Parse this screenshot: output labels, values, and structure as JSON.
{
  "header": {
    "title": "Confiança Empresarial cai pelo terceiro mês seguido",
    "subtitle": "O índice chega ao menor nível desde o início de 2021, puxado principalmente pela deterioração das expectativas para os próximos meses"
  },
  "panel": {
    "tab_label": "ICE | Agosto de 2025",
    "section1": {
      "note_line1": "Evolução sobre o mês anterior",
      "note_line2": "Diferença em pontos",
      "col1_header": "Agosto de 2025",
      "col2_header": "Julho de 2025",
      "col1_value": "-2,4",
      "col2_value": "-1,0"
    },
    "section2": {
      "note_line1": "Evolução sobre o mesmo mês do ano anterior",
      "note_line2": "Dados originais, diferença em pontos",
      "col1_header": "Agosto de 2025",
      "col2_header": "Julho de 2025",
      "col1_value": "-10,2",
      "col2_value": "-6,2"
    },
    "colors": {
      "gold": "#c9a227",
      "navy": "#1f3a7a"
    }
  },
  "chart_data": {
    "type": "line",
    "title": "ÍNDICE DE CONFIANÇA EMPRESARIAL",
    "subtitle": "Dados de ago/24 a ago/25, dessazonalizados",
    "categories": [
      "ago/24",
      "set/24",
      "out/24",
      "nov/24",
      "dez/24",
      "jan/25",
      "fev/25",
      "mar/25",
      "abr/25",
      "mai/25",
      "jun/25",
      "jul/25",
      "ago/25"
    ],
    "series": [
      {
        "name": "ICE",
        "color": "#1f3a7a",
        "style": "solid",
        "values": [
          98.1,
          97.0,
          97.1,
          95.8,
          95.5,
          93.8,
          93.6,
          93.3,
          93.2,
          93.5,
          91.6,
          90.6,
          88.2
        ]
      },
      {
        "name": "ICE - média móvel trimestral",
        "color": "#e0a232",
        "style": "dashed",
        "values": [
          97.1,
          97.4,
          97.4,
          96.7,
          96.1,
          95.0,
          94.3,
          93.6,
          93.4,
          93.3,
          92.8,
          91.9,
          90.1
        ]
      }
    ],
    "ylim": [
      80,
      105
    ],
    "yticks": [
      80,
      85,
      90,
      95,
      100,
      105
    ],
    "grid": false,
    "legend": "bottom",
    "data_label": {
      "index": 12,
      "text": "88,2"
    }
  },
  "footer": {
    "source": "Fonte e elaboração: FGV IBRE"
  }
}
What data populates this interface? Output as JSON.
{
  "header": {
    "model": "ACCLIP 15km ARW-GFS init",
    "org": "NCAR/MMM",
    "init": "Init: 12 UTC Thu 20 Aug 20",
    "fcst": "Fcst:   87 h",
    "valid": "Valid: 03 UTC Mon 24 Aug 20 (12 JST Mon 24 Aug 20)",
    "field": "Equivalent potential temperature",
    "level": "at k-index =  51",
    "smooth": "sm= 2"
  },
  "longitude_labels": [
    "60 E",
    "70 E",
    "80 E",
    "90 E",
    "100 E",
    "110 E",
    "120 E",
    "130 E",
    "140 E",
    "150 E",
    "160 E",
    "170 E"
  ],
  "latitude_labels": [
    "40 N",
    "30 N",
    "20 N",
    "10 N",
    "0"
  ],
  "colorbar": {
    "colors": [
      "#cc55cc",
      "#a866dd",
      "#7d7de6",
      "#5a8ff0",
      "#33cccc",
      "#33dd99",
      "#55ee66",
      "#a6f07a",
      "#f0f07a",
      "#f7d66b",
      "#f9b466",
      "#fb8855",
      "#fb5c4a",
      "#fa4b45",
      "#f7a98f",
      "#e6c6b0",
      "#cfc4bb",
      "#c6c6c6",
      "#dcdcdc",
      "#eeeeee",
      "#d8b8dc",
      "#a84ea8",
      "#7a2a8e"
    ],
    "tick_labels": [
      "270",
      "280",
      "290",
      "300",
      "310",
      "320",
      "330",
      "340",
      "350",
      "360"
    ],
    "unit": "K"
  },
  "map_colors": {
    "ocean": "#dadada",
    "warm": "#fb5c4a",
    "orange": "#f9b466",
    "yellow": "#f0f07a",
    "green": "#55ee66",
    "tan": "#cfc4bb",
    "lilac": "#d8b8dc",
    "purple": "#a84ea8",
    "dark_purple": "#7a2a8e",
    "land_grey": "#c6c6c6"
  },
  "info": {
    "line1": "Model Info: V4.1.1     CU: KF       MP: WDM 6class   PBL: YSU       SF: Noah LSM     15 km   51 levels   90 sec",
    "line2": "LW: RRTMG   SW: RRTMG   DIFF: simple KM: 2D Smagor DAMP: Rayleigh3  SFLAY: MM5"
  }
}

________________

_Problem statement:_
Each record must be returned exactly as it is written.

_Written solution:_
Parse this screenshot: output labels, values, and structure as JSON.
{
  "header": {
    "title": "Confiança Empresarial cai pelo terceiro mês seguido",
    "subtitle": "O índice chega ao menor nível desde o início de 2021, puxado principalmente pela deterioração das expectativas para os próximos meses"
  },
  "panel": {
    "tab_label": "ICE | Agosto de 2025",
    "section1": {
      "note_line1": "Evolução sobre o mês anterior",
      "note_line2": "Diferença em pontos",
      "col1_header": "Agosto de 2025",
      "col2_header": "Julho de 2025",
      "col1_value": "-2,4",
      "col2_value": "-1,0"
    },
    "section2": {
      "note_line1": "Evolução sobre o mesmo mês do ano anterior",
      "note_line2": "Dados originais, diferença em pontos",
      "col1_header": "Agosto de 2025",
      "col2_header": "Julho de 2025",
      "col1_value": "-10,2",
      "col2_value": "-6,2"
    },
    "colors": {
      "gold": "#c9a227",
      "navy": "#1f3a7a"
    }
  },
  "chart_data": {
    "type": "line",
    "title": "ÍNDICE DE CONFIANÇA EMPRESARIAL",
    "subtitle": "Dados de ago/24 a ago/25, dessazonalizados",
    "categories": [
      "ago/24",
      "set/24",
      "out/24",
      "nov/24",
      "dez/24",
      "jan/25",
      "fev/25",
      "mar/25",
      "abr/25",
      "mai/25",
      "jun/25",
      "jul/25",
      "ago/25"
    ],
    "series": [
      {
        "name": "ICE",
        "color": "#1f3a7a",
        "style": "solid",
        "values": [
          98.1,
          97.0,
          97.1,
          95.8,
          95.5,
          93.8,
          93.6,
          93.3,
          93.2,
          93.5,
          91.6,
          90.6,
          88.2
        ]
      },
      {
        "name": "ICE - média móvel trimestral",
        "color": "#e0a232",
        "style": "dashed",
        "values": [
          97.1,
          97.4,
          97.4,
          96.7,
          96.1,
          95.0,
          94.3,
          93.6,
          93.4,
          93.3,
          92.8,
          91.9,
          90.1
        ]
      }
    ],
    "ylim": [
      80,
      105
    ],
    "yticks": [
      80,
      85,
      90,
      95,
      100,
      105
    ],
    "grid": false,
    "legend": "bottom",
    "data_label": {
      "index": 12,
      "text": "88,2"
    }
  },
  "footer": {
    "source": "Fonte e elaboração: FGV IBRE"
  }
}
What data populates this interface? Output as JSON.
{
  "header": {
    "model": "ACCLIP 15km ARW-GFS init",
    "org": "NCAR/MMM",
    "init": "Init: 12 UTC Thu 20 Aug 20",
    "fcst": "Fcst:   87 h",
    "valid": "Valid: 03 UTC Mon 24 Aug 20 (12 JST Mon 24 Aug 20)",
    "field": "Equivalent potential temperature",
    "level": "at k-index =  51",
    "smooth": "sm= 2"
  },
  "longitude_labels": [
    "60 E",
    "70 E",
    "80 E",
    "90 E",
    "100 E",
    "110 E",
    "120 E",
    "130 E",
    "140 E",
    "150 E",
    "160 E",
    "170 E"
  ],
  "latitude_labels": [
    "40 N",
    "30 N",
    "20 N",
    "10 N",
    "0"
  ],
  "colorbar": {
    "colors": [
      "#cc55cc",
      "#a866dd",
      "#7d7de6",
      "#5a8ff0",
      "#33cccc",
      "#33dd99",
      "#55ee66",
      "#a6f07a",
      "#f0f07a",
      "#f7d66b",
      "#f9b466",
      "#fb8855",
      "#fb5c4a",
      "#fa4b45",
      "#f7a98f",
      "#e6c6b0",
      "#cfc4bb",
      "#c6c6c6",
      "#dcdcdc",
      "#eeeeee",
      "#d8b8dc",
      "#a84ea8",
      "#7a2a8e"
    ],
    "tick_labels": [
      "270",
      "280",
      "290",
      "300",
      "310",
      "320",
      "330",
      "340",
      "350",
      "360"
    ],
    "unit": "K"
  },
  "map_colors": {
    "ocean": "#dadada",
    "warm": "#fb5c4a",
    "orange": "#f9b466",
    "yellow": "#f0f07a",
    "green": "#55ee66",
    "tan": "#cfc4bb",
    "lilac": "#d8b8dc",
    "purple": "#a84ea8",
    "dark_purple": "#7a2a8e",
    "land_grey": "#c6c6c6"
  },
  "info": {
    "line1": "Model Info: V4.1.1     CU: KF       MP: WDM 6class   PBL: YSU       SF: Noah LSM     15 km   51 levels   90 sec",
    "line2": "LW: RRTMG   SW: RRTMG   DIFF: simple KM: 2D Smagor DAMP: Rayleigh3  SFLAY: MM5"
  }
}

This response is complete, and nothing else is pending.